# [Exercise task]
Render every line of the material below as a JSON list of strings, one string per line, leaving out blank lines.

# [Exercise material]
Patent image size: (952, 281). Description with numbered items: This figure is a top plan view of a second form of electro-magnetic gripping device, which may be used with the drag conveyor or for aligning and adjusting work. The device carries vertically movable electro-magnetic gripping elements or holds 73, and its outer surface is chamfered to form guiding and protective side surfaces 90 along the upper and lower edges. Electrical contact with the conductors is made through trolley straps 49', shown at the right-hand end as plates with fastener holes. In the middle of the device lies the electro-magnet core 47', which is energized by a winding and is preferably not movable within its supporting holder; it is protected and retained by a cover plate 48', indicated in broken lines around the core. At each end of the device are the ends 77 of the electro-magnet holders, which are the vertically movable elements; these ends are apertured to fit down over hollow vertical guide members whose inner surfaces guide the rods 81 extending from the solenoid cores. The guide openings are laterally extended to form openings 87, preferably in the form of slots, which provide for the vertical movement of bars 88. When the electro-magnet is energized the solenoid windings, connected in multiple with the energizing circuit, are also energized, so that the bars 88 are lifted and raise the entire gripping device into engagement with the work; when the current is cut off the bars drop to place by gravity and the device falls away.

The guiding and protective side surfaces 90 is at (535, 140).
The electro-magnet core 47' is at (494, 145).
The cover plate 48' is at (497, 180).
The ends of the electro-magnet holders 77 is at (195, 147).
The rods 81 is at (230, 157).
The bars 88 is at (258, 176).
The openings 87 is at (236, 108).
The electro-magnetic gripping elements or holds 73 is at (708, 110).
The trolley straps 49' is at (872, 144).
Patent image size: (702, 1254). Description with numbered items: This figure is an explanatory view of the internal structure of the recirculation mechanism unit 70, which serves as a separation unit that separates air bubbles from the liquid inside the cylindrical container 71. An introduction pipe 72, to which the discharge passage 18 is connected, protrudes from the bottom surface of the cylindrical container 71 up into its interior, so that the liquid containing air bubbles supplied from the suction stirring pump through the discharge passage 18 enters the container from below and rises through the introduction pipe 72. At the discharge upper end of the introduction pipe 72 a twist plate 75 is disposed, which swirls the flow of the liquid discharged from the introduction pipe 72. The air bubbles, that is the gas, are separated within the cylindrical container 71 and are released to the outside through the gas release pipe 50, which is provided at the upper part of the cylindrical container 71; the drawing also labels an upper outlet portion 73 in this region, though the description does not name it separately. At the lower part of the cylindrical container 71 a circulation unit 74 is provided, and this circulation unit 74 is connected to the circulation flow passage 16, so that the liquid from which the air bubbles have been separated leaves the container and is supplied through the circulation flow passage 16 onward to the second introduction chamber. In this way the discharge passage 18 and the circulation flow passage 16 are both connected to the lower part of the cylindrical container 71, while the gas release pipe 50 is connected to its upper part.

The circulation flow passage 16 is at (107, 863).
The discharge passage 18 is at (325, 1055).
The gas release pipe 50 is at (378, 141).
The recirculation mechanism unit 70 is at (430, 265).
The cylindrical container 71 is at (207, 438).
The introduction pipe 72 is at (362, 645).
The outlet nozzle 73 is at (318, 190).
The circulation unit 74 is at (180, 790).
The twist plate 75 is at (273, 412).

# [Answer for the task]
[
  "Patent image size: (952, 281). Description with numbered items: This figure is a top plan view of a second form of electro-magnetic gripping device, which may be used with the drag conveyor or for aligning and adjusting work. The device carries vertically movable electro-magnetic gripping elements or holds 73, and its outer surface is chamfered to form guiding and protective side surfaces 90 along the upper and lower edges. Electrical contact with the conductors is made through trolley straps 49', shown at the right-hand end as plates with fastener holes. In the middle of the device lies the electro-magnet core 47', which is energized by a winding and is preferably not movable within its supporting holder; it is protected and retained by a cover plate 48', indicated in broken lines around the core. At each end of the device are the ends 77 of the electro-magnet holders, which are the vertically movable elements; these ends are apertured to fit down over hollow vertical guide members whose inner surfaces guide the rods 81 extending from the solenoid cores. The guide openings are laterally extended to form openings 87, preferably in the form of slots, which provide for the vertical movement of bars 88. When the electro-magnet is energized the solenoid windings, connected in multiple with the energizing circuit, are also energized, so that the bars 88 are lifted and raise the entire gripping device into engagement with the work; when the current is cut off the bars drop to place by gravity and the device falls away.",
  "The guiding and protective side surfaces 90 is at (535, 140).",
  "The electro-magnet core 47' is at (494, 145).",
  "The cover plate 48' is at (497, 180).",
  "The ends of the electro-magnet holders 77 is at (195, 147).",
  "The rods 81 is at (230, 157).",
  "The bars 88 is at (258, 176).",
  "The openings 87 is at (236, 108).",
  "The electro-magnetic gripping elements or holds 73 is at (708, 110).",
  "The trolley straps 49' is at (872, 144).",
  "Patent image size: (702, 1254). Description with numbered items: This figure is an explanatory view of the internal structure of the recirculation mechanism unit 70, which serves as a separation unit that separates air bubbles from the liquid inside the cylindrical container 71. An introduction pipe 72, to which the discharge passage 18 is connected, protrudes from the bottom surface of the cylindrical container 71 up into its interior, so that the liquid containing air bubbles supplied from the suction stirring pump through the discharge passage 18 enters the container from below and rises through the introduction pipe 72. At the discharge upper end of the introduction pipe 72 a twist plate 75 is disposed, which swirls the flow of the liquid discharged from the introduction pipe 72. The air bubbles, that is the gas, are separated within the cylindrical container 71 and are released to the outside through the gas release pipe 50, which is provided at the upper part of the cylindrical container 71; the drawing also labels an upper outlet portion 73 in this region, though the description does not name it separately. At the lower part of the cylindrical container 71 a circulation unit 74 is provided, and this circulation unit 74 is connected to the circulation flow passage 16, so that the liquid from which the air bubbles have been separated leaves the container and is supplied through the circulation flow passage 16 onward to the second introduction chamber. In this way the discharge passage 18 and the circulation flow passage 16 are both connected to the lower part of the cylindrical container 71, while the gas release pipe 50 is connected to its upper part.",
  "The circulation flow passage 16 is at (107, 863).",
  "The discharge passage 18 is at (325, 1055).",
  "The gas release pipe 50 is at (378, 141).",
  "The recirculation mechanism unit 70 is at (430, 265).",
  "The cylindrical container 71 is at (207, 438).",
  "The introduction pipe 72 is at (362, 645).",
  "The outlet nozzle 73 is at (318, 190).",
  "The circulation unit 74 is at (180, 790).",
  "The twist plate 75 is at (273, 412)."
]